— begin EXCERPT PROVIDED —

This is when Lenny went
to Alton Towers.

‐ Ah.
‐ He was on a ride.

‐ All right.
‐ And this is when he went

to breakfast
with Mr. Tumble.

Look.
‐ Wow, Mr. Tumble.

‐ Sorry, Darren.
I'll call this evening

Is that okay?

‐ And this is Lenny

with Mo Farah
and Ed Sheeran.

‐ Hang on, hang on.

That's Madame Tussauds, Luke.
They're made of wax.

‐ Even Taylor Swift?

‐ Especially Taylor Swift.

‐ Great, thanks.
Yeah, no, it's, um...

it's Luke's thing.

One of the kids gets

the, uh, class teddy bear...
‐ Up. Come on.

‐ For half term,

and we have to record
its adventures.

Yeah, it's been going
since 2000.

The fucker's been everywhere.

We should have taken him
to Machu Picchu,

but he's been on the sofa
all week,

so now we are taking him

to the park for a photo.

‐ Honey, honey,
we need to, uh...

‐ All right, yeah, sorry.
Okay, I gotta go.

Um, yeah, I absolutely

will read the Berlin notes.

Cool.
Bye.

‐ Okay, how long
till we're ready?

‐ We are ready.
‐ Ready?

Kids' shoes?

‐ Look down, Paul.

Kids are already wearing
their shoes.

‐ How did I not notice
their shoes going on?

This is black ops.
‐ [laughs]

‐ Well, okay.
Let's go.

Got Lenny?
‐ Yeah.

‐ Fantastic.

Let's carry on
this golden efficiency.

‐ Oh, afternoon, all.

Hey, you off
anywhere nice?

— end EXCERPT PROVIDED —
— begin PROVIDED DATA —

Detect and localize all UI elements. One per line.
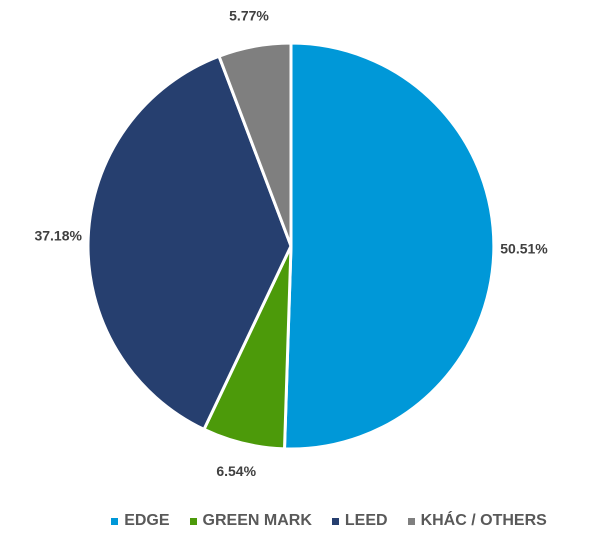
pie-slices xyxy=(86,41,496,451)
pie-chart: 50.51% 6.54% 37.18% 5.77% xyxy=(34,8,548,480)
pie-slice-leed xyxy=(86,54,293,431)
legend-swatch-leed xyxy=(331,517,339,525)
legend-label: EDGE xyxy=(124,512,170,529)
data-label-kh-c-others: 5.77% xyxy=(229,8,269,24)
legend-item-leed: LEED xyxy=(331,512,388,530)
pie-slice-edge xyxy=(283,41,496,451)
legend-swatch-kh-c-others xyxy=(407,517,415,525)
data-label-leed: 37.18% xyxy=(34,227,82,243)
legend-item-edge: EDGE xyxy=(111,512,170,530)
legend-swatch-green-mark xyxy=(189,517,197,525)
legend-label: GREEN MARK xyxy=(202,512,312,529)
data-label-green-mark: 6.54% xyxy=(216,463,256,479)
pie-slice-kh-c-others xyxy=(217,41,293,248)
legend-swatch-edge xyxy=(111,517,119,525)
legend-label: KHÁC / OTHERS xyxy=(420,512,547,529)
pie-chart-svg: 50.51% 6.54% 37.18% 5.77% xyxy=(34,8,548,480)
pie-data-labels: 50.51% 6.54% 37.18% 5.77% xyxy=(34,8,548,480)
legend-item-green-mark: GREEN MARK xyxy=(189,512,312,530)
legend-item-kh-c-others: KHÁC / OTHERS xyxy=(407,512,547,530)
data-label-edge: 50.51% xyxy=(500,240,548,256)
legend-label: LEED xyxy=(344,512,388,529)
chart-legend: EDGE GREEN MARK LEED KHÁC / OTHERS xyxy=(0,506,598,536)
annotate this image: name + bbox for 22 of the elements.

— end PROVIDED DATA —

* [THINGS TO DO]:
#1 Repeat the part of the dialogue excerpt that opens with the words containing "the, uh, class" and closes with "fucker's been everywhere.".
#2 Decide whether each statement agrees with the dialogue excerpt. Answer yes or no, and quote the words from the dialogue excerpt that decide it.
(a) The class teddy bear tradition has been going since 2000.
(b) Lenny was taken to Machu Picchu during half term.
(c) The kids still have to put their shoes on before leaving.
#3 List every proper place name in the dialogue excerpt, in the order they appear.

* [OUTPUTS BY TASK]:
#1
the, uh, class teddy bear...
‐ Up. Come on.

‐ For half term,

and we have to record
its adventures.

Yeah, it's been going
since 2000.

The fucker's been everywhere.

#2
(a) Yes: "Yeah, it's been going since 2000."
(b) No: "We should have taken him to Machu Picchu, but he's been on the sofa all week"
(c) No: "Kids are already wearing their shoes."

#3 Alton Towers, Madame Tussauds, Machu Picchu, Berlin